▶ What is asked
Update every line of the material below by replacing "Bar" with "Column" wherever it appears, keeping everything else the same and leaving out the pictures.

Bounding box entries
= = =
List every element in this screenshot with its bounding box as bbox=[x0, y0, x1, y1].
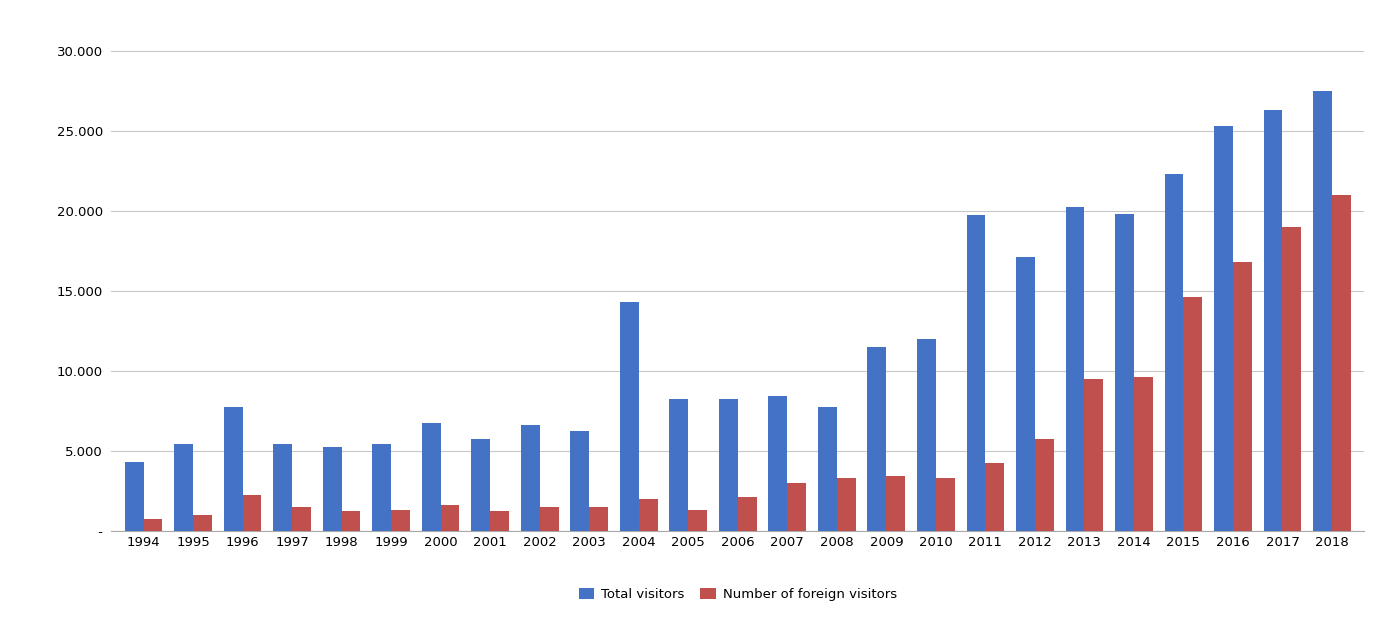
Bar bbox=[391, 510, 411, 531]
Bar bbox=[1264, 110, 1282, 531]
Bar bbox=[867, 347, 887, 531]
Bar bbox=[1282, 226, 1302, 531]
Bar bbox=[174, 444, 193, 531]
Bar bbox=[1165, 174, 1183, 531]
Bar bbox=[768, 396, 788, 531]
Bar bbox=[472, 439, 490, 531]
Bar bbox=[490, 511, 509, 531]
Bar bbox=[986, 463, 1004, 531]
Bar bbox=[1332, 194, 1350, 531]
Bar bbox=[1214, 126, 1233, 531]
Bar bbox=[1034, 439, 1054, 531]
Bar bbox=[540, 507, 558, 531]
Bar bbox=[1084, 379, 1104, 531]
Bar bbox=[372, 444, 391, 531]
Legend: Total visitors, Number of foreign visitors: Total visitors, Number of foreign visito… bbox=[574, 582, 902, 606]
Bar bbox=[966, 215, 986, 531]
Bar bbox=[224, 407, 242, 531]
Bar bbox=[1065, 207, 1084, 531]
Bar bbox=[1183, 297, 1203, 531]
Bar bbox=[1233, 262, 1251, 531]
Bar bbox=[521, 425, 540, 531]
Bar bbox=[1134, 377, 1153, 531]
Bar bbox=[1313, 91, 1332, 531]
Bar bbox=[441, 505, 459, 531]
Bar bbox=[639, 499, 657, 531]
Bar bbox=[738, 497, 757, 531]
Bar bbox=[193, 515, 212, 531]
Bar bbox=[589, 507, 608, 531]
Bar bbox=[837, 478, 856, 531]
Bar bbox=[292, 507, 310, 531]
Bar bbox=[143, 520, 163, 531]
Bar bbox=[125, 462, 143, 531]
Bar bbox=[670, 399, 688, 531]
Bar bbox=[422, 423, 441, 531]
Bar bbox=[917, 339, 935, 531]
Bar bbox=[1016, 257, 1034, 531]
Bar bbox=[935, 478, 955, 531]
Bar bbox=[323, 447, 341, 531]
Bar bbox=[688, 510, 707, 531]
Bar bbox=[571, 431, 589, 531]
Bar bbox=[887, 476, 905, 531]
Bar bbox=[341, 511, 361, 531]
Bar bbox=[788, 482, 806, 531]
Bar bbox=[242, 495, 262, 531]
Bar bbox=[619, 302, 639, 531]
Bar bbox=[718, 399, 738, 531]
Bar bbox=[1115, 213, 1134, 531]
Bar bbox=[818, 407, 837, 531]
Bar bbox=[273, 444, 292, 531]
= = =
▶ Written solution
List every element in this screenshot with its bounding box as bbox=[x0, y0, x1, y1].
Column bbox=[391, 510, 411, 531]
Column bbox=[1264, 110, 1282, 531]
Column bbox=[867, 347, 887, 531]
Column bbox=[1282, 226, 1302, 531]
Column bbox=[174, 444, 193, 531]
Column bbox=[1165, 174, 1183, 531]
Column bbox=[768, 396, 788, 531]
Column bbox=[472, 439, 490, 531]
Column bbox=[490, 511, 509, 531]
Column bbox=[986, 463, 1004, 531]
Column bbox=[1332, 194, 1350, 531]
Column bbox=[1214, 126, 1233, 531]
Column bbox=[1034, 439, 1054, 531]
Column bbox=[540, 507, 558, 531]
Column bbox=[1084, 379, 1104, 531]
Column bbox=[372, 444, 391, 531]
Legend: Total visitors, Number of foreign visitors: Total visitors, Number of foreign visito… bbox=[574, 582, 902, 606]
Column bbox=[966, 215, 986, 531]
Column bbox=[224, 407, 242, 531]
Column bbox=[1065, 207, 1084, 531]
Column bbox=[1183, 297, 1203, 531]
Column bbox=[1233, 262, 1251, 531]
Column bbox=[521, 425, 540, 531]
Column bbox=[1134, 377, 1153, 531]
Column bbox=[1313, 91, 1332, 531]
Column bbox=[441, 505, 459, 531]
Column bbox=[639, 499, 657, 531]
Column bbox=[738, 497, 757, 531]
Column bbox=[193, 515, 212, 531]
Column bbox=[589, 507, 608, 531]
Column bbox=[837, 478, 856, 531]
Column bbox=[292, 507, 310, 531]
Column bbox=[143, 520, 163, 531]
Column bbox=[125, 462, 143, 531]
Column bbox=[670, 399, 688, 531]
Column bbox=[422, 423, 441, 531]
Column bbox=[917, 339, 935, 531]
Column bbox=[1016, 257, 1034, 531]
Column bbox=[935, 478, 955, 531]
Column bbox=[323, 447, 341, 531]
Column bbox=[688, 510, 707, 531]
Column bbox=[571, 431, 589, 531]
Column bbox=[887, 476, 905, 531]
Column bbox=[341, 511, 361, 531]
Column bbox=[788, 482, 806, 531]
Column bbox=[242, 495, 262, 531]
Column bbox=[619, 302, 639, 531]
Column bbox=[718, 399, 738, 531]
Column bbox=[1115, 213, 1134, 531]
Column bbox=[818, 407, 837, 531]
Column bbox=[273, 444, 292, 531]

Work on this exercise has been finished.